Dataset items
▼

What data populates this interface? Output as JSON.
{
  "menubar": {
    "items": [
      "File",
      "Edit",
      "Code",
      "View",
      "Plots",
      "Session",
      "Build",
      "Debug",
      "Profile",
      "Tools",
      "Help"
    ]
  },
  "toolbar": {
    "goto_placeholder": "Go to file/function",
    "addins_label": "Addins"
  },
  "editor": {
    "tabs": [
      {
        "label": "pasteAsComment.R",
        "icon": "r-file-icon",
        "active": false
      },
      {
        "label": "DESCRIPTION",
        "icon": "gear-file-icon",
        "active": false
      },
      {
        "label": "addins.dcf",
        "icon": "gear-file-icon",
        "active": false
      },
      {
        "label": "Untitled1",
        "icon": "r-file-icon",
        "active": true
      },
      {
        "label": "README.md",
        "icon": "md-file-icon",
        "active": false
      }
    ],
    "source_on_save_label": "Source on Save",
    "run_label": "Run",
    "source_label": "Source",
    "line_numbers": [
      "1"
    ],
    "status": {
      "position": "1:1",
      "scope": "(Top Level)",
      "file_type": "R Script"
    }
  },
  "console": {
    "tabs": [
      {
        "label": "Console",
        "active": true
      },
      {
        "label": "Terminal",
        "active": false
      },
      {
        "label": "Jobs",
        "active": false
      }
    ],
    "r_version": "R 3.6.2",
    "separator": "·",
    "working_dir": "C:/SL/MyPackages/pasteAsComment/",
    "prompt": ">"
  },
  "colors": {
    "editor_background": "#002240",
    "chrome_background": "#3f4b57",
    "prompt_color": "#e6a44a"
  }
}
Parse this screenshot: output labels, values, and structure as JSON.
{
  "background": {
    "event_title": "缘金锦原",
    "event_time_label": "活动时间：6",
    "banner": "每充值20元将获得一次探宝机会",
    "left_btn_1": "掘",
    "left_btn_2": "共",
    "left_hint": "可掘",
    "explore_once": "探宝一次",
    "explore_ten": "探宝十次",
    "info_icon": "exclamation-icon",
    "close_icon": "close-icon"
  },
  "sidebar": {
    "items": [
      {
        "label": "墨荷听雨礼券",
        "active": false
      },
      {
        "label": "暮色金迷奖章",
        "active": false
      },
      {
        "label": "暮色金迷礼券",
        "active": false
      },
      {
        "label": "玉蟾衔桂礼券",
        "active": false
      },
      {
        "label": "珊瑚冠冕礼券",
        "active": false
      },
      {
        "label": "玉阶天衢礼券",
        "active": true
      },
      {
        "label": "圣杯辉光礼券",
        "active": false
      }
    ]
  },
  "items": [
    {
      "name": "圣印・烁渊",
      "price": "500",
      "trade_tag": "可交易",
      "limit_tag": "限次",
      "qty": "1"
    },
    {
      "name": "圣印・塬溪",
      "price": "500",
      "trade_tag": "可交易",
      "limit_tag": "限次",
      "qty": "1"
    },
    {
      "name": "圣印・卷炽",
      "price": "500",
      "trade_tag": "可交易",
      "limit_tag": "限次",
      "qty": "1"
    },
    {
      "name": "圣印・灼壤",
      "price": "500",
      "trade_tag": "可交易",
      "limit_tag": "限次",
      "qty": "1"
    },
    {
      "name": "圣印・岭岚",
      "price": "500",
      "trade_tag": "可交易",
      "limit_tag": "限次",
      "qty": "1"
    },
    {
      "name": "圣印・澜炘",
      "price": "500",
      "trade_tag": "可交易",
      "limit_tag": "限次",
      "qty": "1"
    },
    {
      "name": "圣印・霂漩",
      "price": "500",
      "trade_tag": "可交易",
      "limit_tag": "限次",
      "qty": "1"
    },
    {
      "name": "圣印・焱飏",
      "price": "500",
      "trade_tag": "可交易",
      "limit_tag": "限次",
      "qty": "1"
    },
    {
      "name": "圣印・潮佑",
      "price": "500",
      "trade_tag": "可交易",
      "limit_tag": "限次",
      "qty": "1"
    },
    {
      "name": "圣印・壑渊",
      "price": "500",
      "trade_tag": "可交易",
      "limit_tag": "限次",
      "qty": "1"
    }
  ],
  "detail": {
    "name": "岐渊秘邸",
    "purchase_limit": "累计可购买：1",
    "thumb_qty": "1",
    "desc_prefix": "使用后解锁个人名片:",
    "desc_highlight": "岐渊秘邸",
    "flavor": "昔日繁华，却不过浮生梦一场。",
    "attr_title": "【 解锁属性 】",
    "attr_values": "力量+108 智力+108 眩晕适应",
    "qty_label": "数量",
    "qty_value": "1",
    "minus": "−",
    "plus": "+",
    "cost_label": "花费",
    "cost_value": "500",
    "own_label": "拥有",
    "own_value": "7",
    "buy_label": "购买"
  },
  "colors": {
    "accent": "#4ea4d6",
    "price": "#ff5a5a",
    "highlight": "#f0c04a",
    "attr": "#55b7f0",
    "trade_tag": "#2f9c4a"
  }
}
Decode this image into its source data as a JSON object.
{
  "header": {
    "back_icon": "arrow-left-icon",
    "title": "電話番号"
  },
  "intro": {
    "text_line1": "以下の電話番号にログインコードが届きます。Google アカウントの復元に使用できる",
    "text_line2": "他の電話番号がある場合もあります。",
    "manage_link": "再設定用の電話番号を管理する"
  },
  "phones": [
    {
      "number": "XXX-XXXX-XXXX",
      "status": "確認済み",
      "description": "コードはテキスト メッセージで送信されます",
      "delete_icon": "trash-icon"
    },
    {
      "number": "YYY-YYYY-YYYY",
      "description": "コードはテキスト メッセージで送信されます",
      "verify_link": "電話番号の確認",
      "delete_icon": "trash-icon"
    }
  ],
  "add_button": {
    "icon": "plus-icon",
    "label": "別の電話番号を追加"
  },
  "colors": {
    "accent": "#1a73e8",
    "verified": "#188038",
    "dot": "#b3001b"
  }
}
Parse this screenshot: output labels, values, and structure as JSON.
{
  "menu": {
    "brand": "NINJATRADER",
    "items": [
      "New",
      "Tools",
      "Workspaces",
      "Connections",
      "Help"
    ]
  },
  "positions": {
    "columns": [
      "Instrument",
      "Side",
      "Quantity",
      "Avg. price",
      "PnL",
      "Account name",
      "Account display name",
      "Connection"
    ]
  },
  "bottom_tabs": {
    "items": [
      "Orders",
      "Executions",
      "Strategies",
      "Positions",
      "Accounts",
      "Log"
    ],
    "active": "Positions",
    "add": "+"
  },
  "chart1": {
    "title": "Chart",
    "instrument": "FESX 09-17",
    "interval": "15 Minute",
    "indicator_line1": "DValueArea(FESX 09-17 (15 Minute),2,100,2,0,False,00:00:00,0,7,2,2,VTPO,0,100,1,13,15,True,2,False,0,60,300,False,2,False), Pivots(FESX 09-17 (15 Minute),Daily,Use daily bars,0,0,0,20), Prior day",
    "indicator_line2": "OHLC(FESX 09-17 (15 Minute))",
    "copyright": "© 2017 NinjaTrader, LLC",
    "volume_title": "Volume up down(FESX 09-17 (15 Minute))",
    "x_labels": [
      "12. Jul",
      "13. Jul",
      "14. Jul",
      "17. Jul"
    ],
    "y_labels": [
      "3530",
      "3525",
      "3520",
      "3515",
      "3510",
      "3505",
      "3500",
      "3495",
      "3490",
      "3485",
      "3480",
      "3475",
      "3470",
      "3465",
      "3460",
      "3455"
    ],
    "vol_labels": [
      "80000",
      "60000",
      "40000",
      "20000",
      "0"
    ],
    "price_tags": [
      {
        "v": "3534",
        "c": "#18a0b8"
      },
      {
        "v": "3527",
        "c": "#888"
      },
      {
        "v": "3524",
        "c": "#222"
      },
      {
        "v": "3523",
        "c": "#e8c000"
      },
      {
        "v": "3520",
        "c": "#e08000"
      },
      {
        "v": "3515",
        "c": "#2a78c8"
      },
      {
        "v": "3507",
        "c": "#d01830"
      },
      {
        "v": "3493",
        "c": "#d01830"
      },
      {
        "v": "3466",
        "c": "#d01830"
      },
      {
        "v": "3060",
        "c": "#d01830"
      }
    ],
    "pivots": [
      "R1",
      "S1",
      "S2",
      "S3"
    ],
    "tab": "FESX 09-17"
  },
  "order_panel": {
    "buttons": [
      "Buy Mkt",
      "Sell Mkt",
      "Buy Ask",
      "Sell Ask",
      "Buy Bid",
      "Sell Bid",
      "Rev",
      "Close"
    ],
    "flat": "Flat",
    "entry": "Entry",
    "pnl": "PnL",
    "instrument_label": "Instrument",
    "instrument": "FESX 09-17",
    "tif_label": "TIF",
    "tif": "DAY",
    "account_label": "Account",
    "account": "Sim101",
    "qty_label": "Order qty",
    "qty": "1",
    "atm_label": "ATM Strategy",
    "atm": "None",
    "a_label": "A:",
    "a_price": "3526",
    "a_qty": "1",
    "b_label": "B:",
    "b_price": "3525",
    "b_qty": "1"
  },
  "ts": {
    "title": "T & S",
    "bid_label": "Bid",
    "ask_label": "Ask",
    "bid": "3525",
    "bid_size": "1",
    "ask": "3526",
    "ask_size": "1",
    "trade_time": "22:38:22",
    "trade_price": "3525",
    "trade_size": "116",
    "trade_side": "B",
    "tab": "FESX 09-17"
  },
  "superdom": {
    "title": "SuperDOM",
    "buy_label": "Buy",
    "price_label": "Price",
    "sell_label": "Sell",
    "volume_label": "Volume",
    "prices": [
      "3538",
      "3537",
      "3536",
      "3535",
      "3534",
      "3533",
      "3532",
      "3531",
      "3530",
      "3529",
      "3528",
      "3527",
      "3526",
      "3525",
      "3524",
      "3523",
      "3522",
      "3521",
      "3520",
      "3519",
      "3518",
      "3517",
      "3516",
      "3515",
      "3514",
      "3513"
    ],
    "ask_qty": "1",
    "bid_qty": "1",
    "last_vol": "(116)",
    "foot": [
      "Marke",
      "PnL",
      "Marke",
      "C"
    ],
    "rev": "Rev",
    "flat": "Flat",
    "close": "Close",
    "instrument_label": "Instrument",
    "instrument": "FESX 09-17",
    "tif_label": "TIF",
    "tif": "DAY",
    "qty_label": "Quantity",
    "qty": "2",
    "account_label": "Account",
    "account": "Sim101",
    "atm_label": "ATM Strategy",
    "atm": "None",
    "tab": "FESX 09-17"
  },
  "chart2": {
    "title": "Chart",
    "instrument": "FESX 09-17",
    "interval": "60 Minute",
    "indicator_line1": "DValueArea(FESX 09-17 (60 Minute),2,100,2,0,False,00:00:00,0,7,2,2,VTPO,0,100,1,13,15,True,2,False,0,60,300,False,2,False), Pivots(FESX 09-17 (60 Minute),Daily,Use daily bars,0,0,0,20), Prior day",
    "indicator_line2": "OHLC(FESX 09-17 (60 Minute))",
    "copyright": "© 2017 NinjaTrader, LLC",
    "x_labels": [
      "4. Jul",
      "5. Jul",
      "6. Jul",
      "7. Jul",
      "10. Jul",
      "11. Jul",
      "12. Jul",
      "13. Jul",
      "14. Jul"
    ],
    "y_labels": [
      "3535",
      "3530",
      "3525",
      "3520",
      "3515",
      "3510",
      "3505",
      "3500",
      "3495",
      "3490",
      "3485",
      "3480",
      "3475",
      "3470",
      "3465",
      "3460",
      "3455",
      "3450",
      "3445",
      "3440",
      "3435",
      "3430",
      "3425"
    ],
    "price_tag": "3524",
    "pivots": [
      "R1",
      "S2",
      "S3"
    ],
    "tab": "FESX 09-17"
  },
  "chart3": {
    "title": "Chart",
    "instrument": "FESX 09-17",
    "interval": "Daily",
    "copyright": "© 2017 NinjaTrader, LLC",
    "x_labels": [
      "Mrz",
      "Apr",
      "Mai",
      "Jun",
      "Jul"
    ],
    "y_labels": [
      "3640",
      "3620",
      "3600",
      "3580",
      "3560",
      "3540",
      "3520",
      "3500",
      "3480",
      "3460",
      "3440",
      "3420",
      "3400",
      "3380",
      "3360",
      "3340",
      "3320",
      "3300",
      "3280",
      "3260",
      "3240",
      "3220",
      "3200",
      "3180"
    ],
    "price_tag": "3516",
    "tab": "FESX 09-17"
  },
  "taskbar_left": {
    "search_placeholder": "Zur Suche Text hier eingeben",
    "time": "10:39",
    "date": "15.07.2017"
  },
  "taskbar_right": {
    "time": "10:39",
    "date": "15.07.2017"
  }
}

▲

Sift the material for lines with the string "Sell". Copy each one found.

      "Sell Mkt",
      "Sell Ask",
      "Sell Bid",
    "sell_label": "Sell",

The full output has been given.